§ **Extract to read**
*****

HR2454, the American Clean Energy and Security Act, or ACES for short, is the first attempt by Congress to tackle the growing problem of climate change, though the bill is designed to touch many more areas as well.

It is meant to create jobs, reduce our dependency on oil (thereby increase national security by reducing our dependency on foreign oil), decrease climate-changing levels of CO2, and help give us a step into the future of cleaner alternative energy sources, thus making our country a competitive leader in this field.

Yet for a bill which seems to help so many areas of our nation's woes, it is not only lacking support from Republicans, it also lacks support from some on the left.Republicans feel ACES would actually not create jobs, but would rather destroy them.

In addition, they also argue that its passage would cause oil prices to increase.

The truth of the matter is that this bill will create green jobs that will have value going into the future.

Without this bill oil prices will dramatically increase as demand continues to soar.

Furthermore, by not reducing our dependence on oil, this rise in oil costs most likely would stagnate our economic recovery and even reverse it.

In addition, the GOP argues that nuclear power is another alternative fuel source which we should further develop instead.

There is nothing wrong with having nuclear power plants as long as safety is continually increased.

However, until the waste disposal issue is resolved, we should abstain from build any additional plants, for even the most ardent supporters of nuclear power refuse to have nuclear waste sites located in their state.Although the Republican arguments carry little or no weight, the concerns raised by environmental groups have great merit.

The provisions placed in this bill in order to win support from Democratic representatives of heavy agricultural states "watered down" the bill considerably.

These provisions deal with USDA oversight of certain aspects of the program, as well as the lack of EPA oversight for the first five years on the destruction of forests in order to create bio-fuels.

*****

§ **Extracted material**
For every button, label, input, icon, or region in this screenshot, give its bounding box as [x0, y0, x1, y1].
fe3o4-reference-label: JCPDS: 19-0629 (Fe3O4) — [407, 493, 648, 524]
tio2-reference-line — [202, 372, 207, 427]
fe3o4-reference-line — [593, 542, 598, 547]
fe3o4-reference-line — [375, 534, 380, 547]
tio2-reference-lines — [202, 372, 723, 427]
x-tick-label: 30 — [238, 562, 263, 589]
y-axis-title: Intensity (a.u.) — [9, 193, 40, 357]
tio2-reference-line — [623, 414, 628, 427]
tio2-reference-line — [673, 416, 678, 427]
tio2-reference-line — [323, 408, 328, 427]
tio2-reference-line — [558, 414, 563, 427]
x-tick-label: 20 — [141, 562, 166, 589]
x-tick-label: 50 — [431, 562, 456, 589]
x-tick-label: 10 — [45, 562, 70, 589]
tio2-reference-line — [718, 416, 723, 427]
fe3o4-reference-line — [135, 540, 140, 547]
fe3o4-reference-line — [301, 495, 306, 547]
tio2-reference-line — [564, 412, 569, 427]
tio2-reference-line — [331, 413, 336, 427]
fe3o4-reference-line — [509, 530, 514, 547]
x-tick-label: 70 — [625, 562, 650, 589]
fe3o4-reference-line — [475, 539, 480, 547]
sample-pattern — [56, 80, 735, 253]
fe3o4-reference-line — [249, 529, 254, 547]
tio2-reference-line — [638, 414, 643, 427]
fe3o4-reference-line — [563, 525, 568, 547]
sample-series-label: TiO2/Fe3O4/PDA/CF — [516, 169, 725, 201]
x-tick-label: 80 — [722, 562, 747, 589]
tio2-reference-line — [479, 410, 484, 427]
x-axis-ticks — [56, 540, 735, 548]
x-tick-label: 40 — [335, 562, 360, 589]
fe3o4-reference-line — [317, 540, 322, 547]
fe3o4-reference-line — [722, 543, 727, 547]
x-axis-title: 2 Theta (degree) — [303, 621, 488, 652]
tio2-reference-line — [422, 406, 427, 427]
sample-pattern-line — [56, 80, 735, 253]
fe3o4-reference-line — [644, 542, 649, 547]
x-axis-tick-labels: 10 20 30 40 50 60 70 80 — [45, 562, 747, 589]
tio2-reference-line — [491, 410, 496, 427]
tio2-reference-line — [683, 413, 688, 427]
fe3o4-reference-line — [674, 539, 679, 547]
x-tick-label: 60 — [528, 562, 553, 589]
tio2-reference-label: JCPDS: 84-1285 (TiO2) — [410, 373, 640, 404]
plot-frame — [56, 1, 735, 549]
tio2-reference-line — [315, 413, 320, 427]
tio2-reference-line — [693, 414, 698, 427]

*****

§ **Things to do**
a. Answer these from the piece on the ACES climate bill:
(i) What is the full name of HR2454?
(ii) Which energy source does the GOP say should be developed further instead?
(iii) For how long does the bill lack EPA oversight on destroying forests to create bio-fuels?
b. Does each statement agree with the piece on the ACES climate bill? Answer yes or no and quote the words that decide it.
(i) Republicans believe ACES would create jobs.
(ii) The writer accepts nuclear power plants if their safety keeps improving.
(iii) The writer gives little weight to the concerns of environmental groups.
Answer from the text alone and leave the rows aside.

§ **Response list**
a.
(i) The American Clean Energy and Security Act
(ii) Nuclear power
(iii) The first five years

b.
(i) No: "Republicans feel ACES would actually not create jobs, but would rather destroy them."
(ii) Yes: "There is nothing wrong with having nuclear power plants as long as safety is continually increased."
(iii) No: "the concerns raised by environmental groups have great merit."